**REQUIREMENT:** Pull out every line of the listing below where "бюджета" appears.

- - -

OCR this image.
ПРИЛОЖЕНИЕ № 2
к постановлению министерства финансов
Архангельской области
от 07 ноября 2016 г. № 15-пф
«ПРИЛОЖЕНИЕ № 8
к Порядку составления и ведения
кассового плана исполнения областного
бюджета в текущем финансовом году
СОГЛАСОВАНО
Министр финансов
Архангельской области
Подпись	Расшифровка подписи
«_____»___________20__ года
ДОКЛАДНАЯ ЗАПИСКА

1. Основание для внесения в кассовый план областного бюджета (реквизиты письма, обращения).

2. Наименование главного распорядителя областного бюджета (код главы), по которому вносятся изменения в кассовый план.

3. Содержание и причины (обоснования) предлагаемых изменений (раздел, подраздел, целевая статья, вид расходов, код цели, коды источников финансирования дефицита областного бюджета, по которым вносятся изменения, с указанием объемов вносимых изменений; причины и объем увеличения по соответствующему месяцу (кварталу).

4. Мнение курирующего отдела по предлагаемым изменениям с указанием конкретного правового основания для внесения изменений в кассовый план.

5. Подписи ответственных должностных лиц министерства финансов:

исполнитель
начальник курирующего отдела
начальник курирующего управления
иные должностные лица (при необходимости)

- - -

**WRITTEN SOLUTION:**
бюджета в текущем финансовом году
1. Основание для внесения в кассовый план областного бюджета (реквизиты письма, обращения).
2. Наименование главного распорядителя областного бюджета (код главы), по которому вносятся изменения в кассовый план.
3. Содержание и причины (обоснования) предлагаемых изменений (раздел, подраздел, целевая статья, вид расходов, код цели, коды источников финансирования дефицита областного бюджета, по которым вносятся изменения, с указанием объемов вносимых изменений; причины и объем увеличения по соответствующему месяцу (кварталу).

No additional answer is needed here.